--- start Selected extract ---

In some church records, marriage references can be gleaned from the membership lists. Baptist records often contain separate male and female lists. You might find an entry in a female list, such as “Mary Jones, now Smith.” The manual of the Second Presbyterian Church in Charleston, which I am publishing in part in my quarterly, SCMAR), shows such examples. There are entries such as “Miss E. H. Simonon, now Mrs. Geo Moffett,” “Miss Louisa Burdell, now Mrs. Agnew,” “Miss Quintana Smith, now Mrs. Paxton,” and others.

South Carolina does have a number of marriage settlements, which are usually pre-marital agreements concerning property. Frequently, these marriage settlements are second marriages for one or both parties. Quite often, family information is found among these in statements of the origins of the property (inherited from a relative or obtained in some other way). These marriage settlements are found in Miscellaneous Records, Main Series for the Colonial Period, and for 1787-1885 in a separate series titled Marriage Settlements at the South Carolina Archives. Additionally, some marriage settlements are recorded in Miscellaneous Records (Columbia series) after 1787, for some unknown reason. Supposedly, these marriage settlements (after 1787) were also recorded in the deed books for the counties where the couples resided. However, this recording does not appear to have been consistent. Conversely, some marriage settlements are found recorded in the deed books of various counties and are not recorded in the Marriage Settlement volumes.

--- end Selected extract ---

- Given request
Extract the full passage on marriage references in church records and marriage settlements, word for word.

--- start Supplied data ---

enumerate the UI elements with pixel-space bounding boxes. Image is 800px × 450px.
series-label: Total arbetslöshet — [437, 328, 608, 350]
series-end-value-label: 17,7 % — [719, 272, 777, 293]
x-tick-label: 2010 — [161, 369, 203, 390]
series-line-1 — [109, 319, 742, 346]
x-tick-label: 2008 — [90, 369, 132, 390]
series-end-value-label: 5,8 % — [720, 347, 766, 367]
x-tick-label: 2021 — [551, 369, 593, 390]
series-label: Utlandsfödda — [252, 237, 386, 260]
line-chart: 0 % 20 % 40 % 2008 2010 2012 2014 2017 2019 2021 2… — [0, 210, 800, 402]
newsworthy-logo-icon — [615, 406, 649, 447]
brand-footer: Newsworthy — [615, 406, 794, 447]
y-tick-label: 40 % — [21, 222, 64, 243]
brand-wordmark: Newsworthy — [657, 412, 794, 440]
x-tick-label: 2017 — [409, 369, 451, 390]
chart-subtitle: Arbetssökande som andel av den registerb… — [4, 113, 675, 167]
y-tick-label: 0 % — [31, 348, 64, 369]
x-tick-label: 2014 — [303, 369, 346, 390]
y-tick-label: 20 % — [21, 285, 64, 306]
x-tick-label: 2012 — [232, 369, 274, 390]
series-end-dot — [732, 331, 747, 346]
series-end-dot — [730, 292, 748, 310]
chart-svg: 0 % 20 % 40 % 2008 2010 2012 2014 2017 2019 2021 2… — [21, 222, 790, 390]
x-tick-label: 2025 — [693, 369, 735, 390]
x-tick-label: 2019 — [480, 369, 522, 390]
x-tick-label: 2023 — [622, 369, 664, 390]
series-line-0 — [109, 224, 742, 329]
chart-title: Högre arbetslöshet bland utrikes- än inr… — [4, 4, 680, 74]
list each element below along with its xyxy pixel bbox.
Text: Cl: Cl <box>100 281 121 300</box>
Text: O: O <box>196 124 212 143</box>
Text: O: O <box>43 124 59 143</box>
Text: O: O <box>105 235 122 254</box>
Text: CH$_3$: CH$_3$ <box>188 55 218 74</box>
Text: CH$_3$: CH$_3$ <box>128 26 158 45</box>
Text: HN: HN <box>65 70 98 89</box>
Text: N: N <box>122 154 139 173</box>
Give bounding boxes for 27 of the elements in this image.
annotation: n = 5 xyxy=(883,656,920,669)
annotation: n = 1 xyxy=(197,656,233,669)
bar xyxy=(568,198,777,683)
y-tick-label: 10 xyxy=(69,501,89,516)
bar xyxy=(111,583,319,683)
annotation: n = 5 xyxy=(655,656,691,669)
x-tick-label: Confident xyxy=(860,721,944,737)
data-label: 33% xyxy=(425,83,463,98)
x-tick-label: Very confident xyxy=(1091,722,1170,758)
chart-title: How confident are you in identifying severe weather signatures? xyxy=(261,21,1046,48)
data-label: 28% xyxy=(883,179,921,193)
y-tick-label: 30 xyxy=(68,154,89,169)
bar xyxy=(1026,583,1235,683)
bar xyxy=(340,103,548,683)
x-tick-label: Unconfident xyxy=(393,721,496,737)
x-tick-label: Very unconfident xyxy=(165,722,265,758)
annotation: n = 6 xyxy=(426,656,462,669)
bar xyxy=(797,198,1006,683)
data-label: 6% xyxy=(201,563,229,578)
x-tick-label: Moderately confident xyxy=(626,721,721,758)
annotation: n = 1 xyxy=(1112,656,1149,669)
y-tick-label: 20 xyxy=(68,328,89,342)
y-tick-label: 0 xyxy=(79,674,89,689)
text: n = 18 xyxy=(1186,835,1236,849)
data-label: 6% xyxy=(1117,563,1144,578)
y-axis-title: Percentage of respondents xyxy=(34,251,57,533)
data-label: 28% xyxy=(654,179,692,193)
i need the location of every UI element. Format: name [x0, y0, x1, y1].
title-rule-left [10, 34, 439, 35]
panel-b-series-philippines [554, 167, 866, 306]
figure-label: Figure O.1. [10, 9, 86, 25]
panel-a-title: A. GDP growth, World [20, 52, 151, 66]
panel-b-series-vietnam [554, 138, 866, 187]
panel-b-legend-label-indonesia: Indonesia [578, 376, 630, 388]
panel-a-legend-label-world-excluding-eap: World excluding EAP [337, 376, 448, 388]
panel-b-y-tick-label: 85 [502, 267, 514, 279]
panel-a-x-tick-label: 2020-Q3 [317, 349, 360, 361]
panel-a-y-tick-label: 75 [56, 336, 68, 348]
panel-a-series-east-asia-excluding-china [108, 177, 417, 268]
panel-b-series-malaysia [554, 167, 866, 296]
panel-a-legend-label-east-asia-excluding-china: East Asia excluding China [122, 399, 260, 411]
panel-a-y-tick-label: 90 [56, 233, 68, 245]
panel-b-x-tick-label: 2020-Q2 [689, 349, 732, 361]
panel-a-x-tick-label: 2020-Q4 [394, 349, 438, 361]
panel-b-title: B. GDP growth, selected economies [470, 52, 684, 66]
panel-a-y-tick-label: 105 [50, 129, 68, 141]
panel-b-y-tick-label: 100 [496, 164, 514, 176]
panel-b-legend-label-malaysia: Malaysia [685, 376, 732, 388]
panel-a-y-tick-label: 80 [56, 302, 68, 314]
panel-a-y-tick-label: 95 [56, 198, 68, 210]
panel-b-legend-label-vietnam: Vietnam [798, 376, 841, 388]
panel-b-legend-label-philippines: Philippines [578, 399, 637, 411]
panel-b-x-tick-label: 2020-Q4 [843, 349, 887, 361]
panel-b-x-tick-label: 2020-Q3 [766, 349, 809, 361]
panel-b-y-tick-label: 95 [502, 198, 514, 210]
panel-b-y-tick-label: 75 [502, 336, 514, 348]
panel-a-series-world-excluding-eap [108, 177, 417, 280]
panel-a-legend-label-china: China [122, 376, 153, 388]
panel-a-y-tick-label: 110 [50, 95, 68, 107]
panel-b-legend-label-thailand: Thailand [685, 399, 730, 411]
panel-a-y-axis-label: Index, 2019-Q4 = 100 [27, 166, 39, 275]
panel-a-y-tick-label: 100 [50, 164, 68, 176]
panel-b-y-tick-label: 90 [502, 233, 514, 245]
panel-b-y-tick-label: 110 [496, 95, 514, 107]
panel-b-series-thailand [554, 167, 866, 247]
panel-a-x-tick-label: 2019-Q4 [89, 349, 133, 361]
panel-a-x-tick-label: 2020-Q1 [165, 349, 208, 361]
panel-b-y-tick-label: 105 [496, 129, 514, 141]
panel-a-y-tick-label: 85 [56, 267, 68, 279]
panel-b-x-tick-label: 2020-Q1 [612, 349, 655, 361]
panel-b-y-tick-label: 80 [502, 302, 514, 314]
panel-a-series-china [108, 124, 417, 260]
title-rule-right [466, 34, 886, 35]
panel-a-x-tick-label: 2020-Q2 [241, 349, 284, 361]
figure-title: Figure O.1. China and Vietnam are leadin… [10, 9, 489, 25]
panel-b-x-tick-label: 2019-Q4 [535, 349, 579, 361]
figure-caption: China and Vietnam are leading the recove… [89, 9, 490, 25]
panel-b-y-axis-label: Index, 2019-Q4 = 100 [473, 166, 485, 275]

--- end Supplied data ---

- Finished answer
In some church records, marriage references can be gleaned from the membership lists. Baptist records often contain separate male and female lists. You might find an entry in a female list, such as “Mary Jones, now Smith.” The manual of the Second Presbyterian Church in Charleston, which I am publishing in part in my quarterly, SCMAR), shows such examples. There are entries such as “Miss E. H. Simonon, now Mrs. Geo Moffett,” “Miss Louisa Burdell, now Mrs. Agnew,” “Miss Quintana Smith, now Mrs. Paxton,” and others.

South Carolina does have a number of marriage settlements, which are usually pre-marital agreements concerning property. Frequently, these marriage settlements are second marriages for one or both parties. Quite often, family information is found among these in statements of the origins of the property (inherited from a relative or obtained in some other way). These marriage settlements are found in Miscellaneous Records, Main Series for the Colonial Period, and for 1787-1885 in a separate series titled Marriage Settlements at the South Carolina Archives. Additionally, some marriage settlements are recorded in Miscellaneous Records (Columbia series) after 1787, for some unknown reason. Supposedly, these marriage settlements (after 1787) were also recorded in the deed books for the counties where the couples resided. However, this recording does not appear to have been consistent. Conversely, some marriage settlements are found recorded in the deed books of various counties and are not recorded in the Marriage Settlement volumes.